Chart and figure data
◆ ◆ ◆ ◆

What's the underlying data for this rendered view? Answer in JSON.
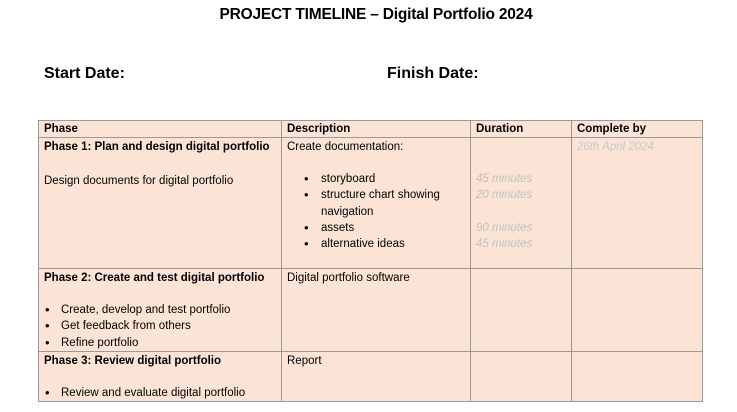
{
  "document": {
    "title": "PROJECT TIMELINE – Digital Portfolio 2024",
    "start_date_label": "Start Date:",
    "finish_date_label": "Finish Date:"
  },
  "table": {
    "headers": [
      "Phase",
      "Description",
      "Duration",
      "Complete by"
    ],
    "rows": [
      {
        "phase_title": "Phase 1:   Plan and design digital portfolio",
        "phase_note": "Design documents for digital portfolio",
        "phase_bullets": [],
        "description_intro": "Create documentation:",
        "description_bullets": [
          "storyboard",
          "structure chart showing navigation",
          "assets",
          "alternative ideas"
        ],
        "durations": [
          "45 minutes",
          "20 minutes",
          "90 minutes",
          "45 minutes"
        ],
        "complete_by": "26th April 2024"
      },
      {
        "phase_title": "Phase 2: Create and test digital portfolio",
        "phase_bullets": [
          "Create, develop and test portfolio",
          "Get feedback from others",
          "Refine portfolio"
        ],
        "description_intro": "Digital portfolio software"
      },
      {
        "phase_title": "Phase 3: Review digital portfolio",
        "phase_bullets": [
          "Review and evaluate digital portfolio"
        ],
        "description_intro": "Report"
      }
    ]
  }
}
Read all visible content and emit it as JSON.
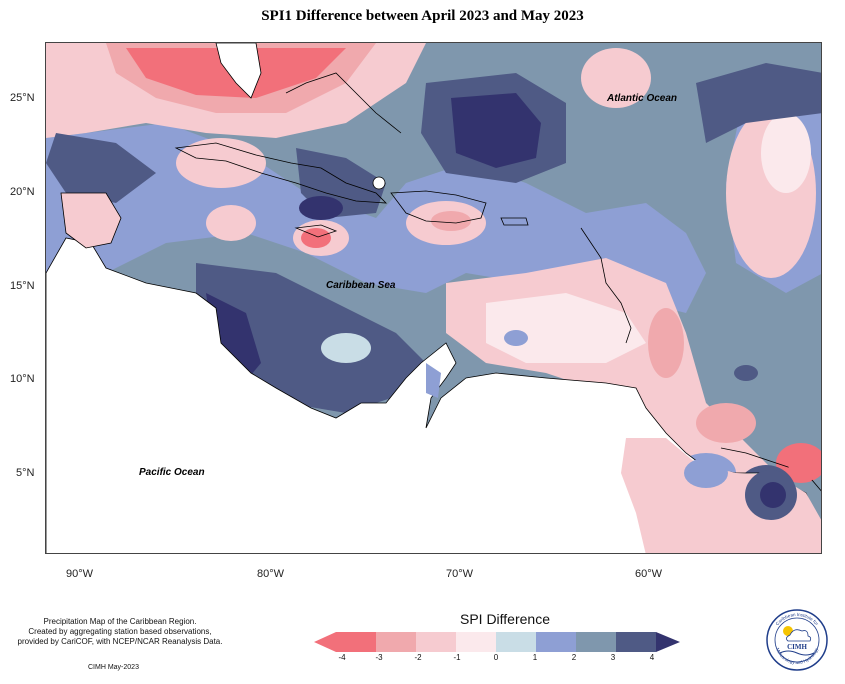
{
  "title": "SPI1 Difference between April 2023 and May 2023",
  "map": {
    "labels": {
      "atlantic": "Atlantic Ocean",
      "caribbean": "Caribbean Sea",
      "pacific": "Pacific Ocean"
    },
    "lat_ticks": [
      "25°N",
      "20°N",
      "15°N",
      "10°N",
      "5°N"
    ],
    "lon_ticks": [
      "90°W",
      "80°W",
      "70°W",
      "60°W"
    ]
  },
  "legend": {
    "title": "SPI Difference",
    "ticks": [
      "-4",
      "-3",
      "-2",
      "-1",
      "0",
      "1",
      "2",
      "3",
      "4"
    ],
    "colors": [
      "#f2707a",
      "#f0a9ad",
      "#f6cbd0",
      "#fbe9ec",
      "#c9dde6",
      "#8e9fd4",
      "#7f97ad",
      "#4f5a85",
      "#33336e"
    ]
  },
  "notes": {
    "line1": "Precipitation Map of the Caribbean Region.",
    "line2": "Created by aggregating station based observations,",
    "line3": "provided by CariCOF, with NCEP/NCAR Reanalysis Data.",
    "date": "CIMH May-2023"
  },
  "logo": {
    "top_text": "Caribbean Institute for",
    "bottom_text": "Meteorology and Hydrology",
    "center_text": "CIMH"
  }
}
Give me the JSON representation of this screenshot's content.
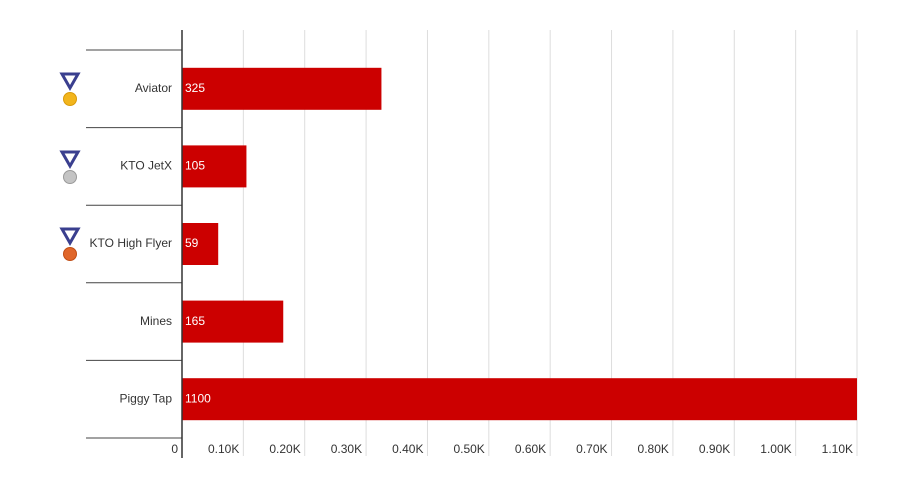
{
  "chart_data": {
    "type": "hbar",
    "categories": [
      "Aviator",
      "KTO JetX",
      "KTO High Flyer",
      "Mines",
      "Piggy Tap"
    ],
    "values": [
      325,
      105,
      59,
      165,
      1100
    ],
    "color": "#cc0000",
    "xlim": [
      0,
      1100
    ],
    "xticks": [
      0,
      {
        "value": 100,
        "label": "0.10K"
      },
      {
        "value": 200,
        "label": "0.20K"
      },
      {
        "value": 300,
        "label": "0.30K"
      },
      {
        "value": 400,
        "label": "0.40K"
      },
      {
        "value": 500,
        "label": "0.50K"
      },
      {
        "value": 600,
        "label": "0.60K"
      },
      {
        "value": 700,
        "label": "0.70K"
      },
      {
        "value": 800,
        "label": "0.80K"
      },
      {
        "value": 900,
        "label": "0.90K"
      },
      {
        "value": 1000,
        "label": "1.00K"
      },
      {
        "value": 1100,
        "label": "1.10K"
      }
    ],
    "grid": true
  }
}
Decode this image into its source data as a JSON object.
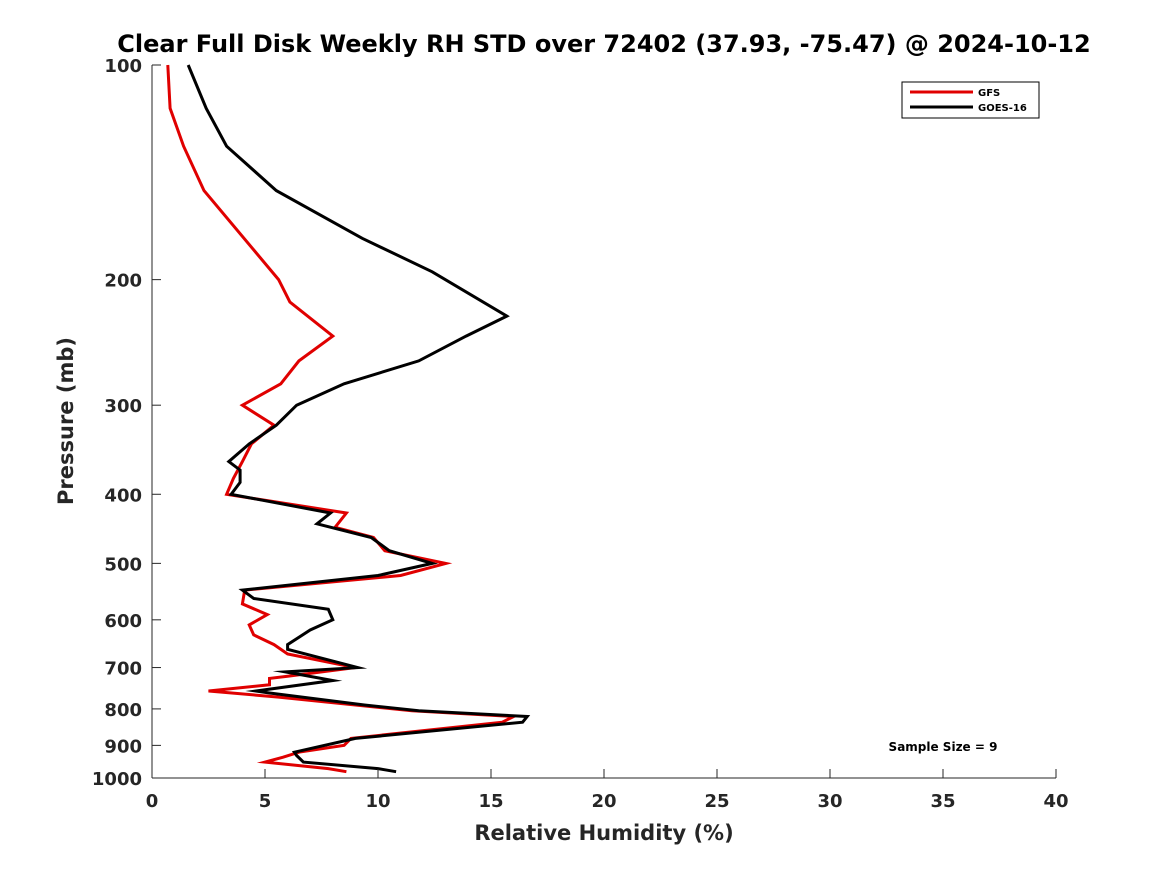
{
  "chart_data": {
    "type": "line",
    "title": "Clear Full Disk Weekly RH STD over 72402 (37.93, -75.47) @ 2024-10-12",
    "xlabel": "Relative Humidity (%)",
    "ylabel": "Pressure (mb)",
    "xlim": [
      0,
      40
    ],
    "ylim": [
      100,
      1000
    ],
    "y_scale": "log",
    "y_reversed": true,
    "x_ticks": [
      0,
      5,
      10,
      15,
      20,
      25,
      30,
      35,
      40
    ],
    "y_ticks": [
      100,
      200,
      300,
      400,
      500,
      600,
      700,
      800,
      900,
      1000
    ],
    "grid": false,
    "legend_position": "top-right",
    "annotation": "Sample Size = 9",
    "series": [
      {
        "name": "GFS",
        "color": "#e00000",
        "points": [
          [
            0.7,
            100
          ],
          [
            0.8,
            115
          ],
          [
            1.4,
            130
          ],
          [
            2.3,
            150
          ],
          [
            5.6,
            200
          ],
          [
            6.1,
            215
          ],
          [
            8.0,
            240
          ],
          [
            6.5,
            260
          ],
          [
            5.7,
            280
          ],
          [
            4.0,
            300
          ],
          [
            5.4,
            320
          ],
          [
            4.4,
            340
          ],
          [
            4.0,
            360
          ],
          [
            3.6,
            380
          ],
          [
            3.3,
            400
          ],
          [
            8.6,
            425
          ],
          [
            8.1,
            445
          ],
          [
            9.8,
            460
          ],
          [
            10.3,
            480
          ],
          [
            13.0,
            500
          ],
          [
            11.0,
            520
          ],
          [
            4.1,
            545
          ],
          [
            4.0,
            570
          ],
          [
            5.1,
            590
          ],
          [
            4.3,
            610
          ],
          [
            4.5,
            630
          ],
          [
            5.4,
            650
          ],
          [
            6.0,
            670
          ],
          [
            9.0,
            700
          ],
          [
            6.0,
            720
          ],
          [
            5.2,
            725
          ],
          [
            5.2,
            740
          ],
          [
            2.5,
            755
          ],
          [
            5.6,
            770
          ],
          [
            9.0,
            790
          ],
          [
            11.5,
            805
          ],
          [
            16.0,
            820
          ],
          [
            15.5,
            835
          ],
          [
            8.8,
            880
          ],
          [
            8.5,
            900
          ],
          [
            6.5,
            920
          ],
          [
            5.8,
            935
          ],
          [
            5.0,
            950
          ],
          [
            7.8,
            970
          ],
          [
            8.6,
            980
          ]
        ]
      },
      {
        "name": "GOES-16",
        "color": "#000000",
        "points": [
          [
            1.6,
            100
          ],
          [
            2.4,
            115
          ],
          [
            3.3,
            130
          ],
          [
            5.5,
            150
          ],
          [
            9.3,
            175
          ],
          [
            12.4,
            195
          ],
          [
            15.7,
            225
          ],
          [
            13.9,
            240
          ],
          [
            11.8,
            260
          ],
          [
            8.5,
            280
          ],
          [
            6.4,
            300
          ],
          [
            5.5,
            320
          ],
          [
            4.3,
            340
          ],
          [
            3.4,
            360
          ],
          [
            3.9,
            370
          ],
          [
            3.9,
            385
          ],
          [
            3.5,
            400
          ],
          [
            7.9,
            425
          ],
          [
            7.3,
            440
          ],
          [
            9.7,
            460
          ],
          [
            10.5,
            480
          ],
          [
            12.4,
            500
          ],
          [
            10.0,
            520
          ],
          [
            4.0,
            545
          ],
          [
            4.5,
            560
          ],
          [
            7.8,
            580
          ],
          [
            8.0,
            600
          ],
          [
            7.0,
            620
          ],
          [
            6.0,
            650
          ],
          [
            6.0,
            660
          ],
          [
            9.1,
            700
          ],
          [
            5.9,
            710
          ],
          [
            8.0,
            730
          ],
          [
            4.6,
            755
          ],
          [
            5.2,
            760
          ],
          [
            9.4,
            790
          ],
          [
            11.8,
            805
          ],
          [
            16.6,
            820
          ],
          [
            16.4,
            835
          ],
          [
            9.0,
            880
          ],
          [
            6.3,
            920
          ],
          [
            6.4,
            930
          ],
          [
            6.7,
            950
          ],
          [
            10.0,
            970
          ],
          [
            10.8,
            980
          ]
        ]
      }
    ]
  }
}
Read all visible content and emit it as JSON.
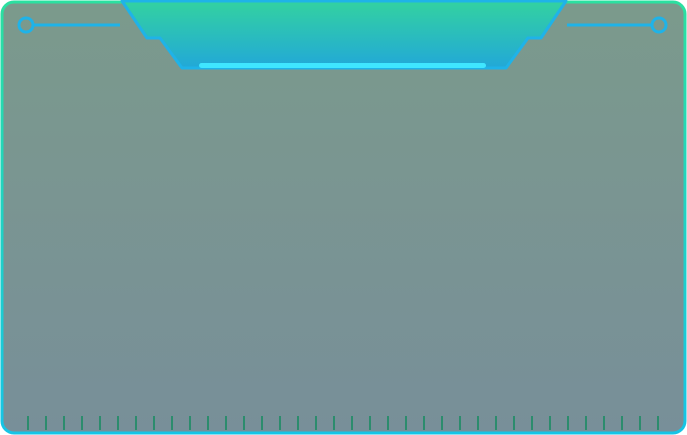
{
  "panel": {
    "colors": {
      "bg_top": "#7b9a8c",
      "bg_bottom": "#788f99",
      "border_top": "#2be0a0",
      "border_bottom": "#16c4e6",
      "header_top": "#33d2a0",
      "header_bottom": "#22a8d8",
      "accent": "#1fb3e8",
      "highlight": "#3fe6ff",
      "tick": "#138a5e"
    },
    "icons": [
      "left-connector-icon",
      "right-connector-icon"
    ],
    "bottom_tick_count": 36
  }
}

◆ ◆ ◆ ◆

TASK DIRECTIONS: What is the number of lines in this listing that contain the word "April"? Answer with that number and nothing else.

TASK SOLUTION: 2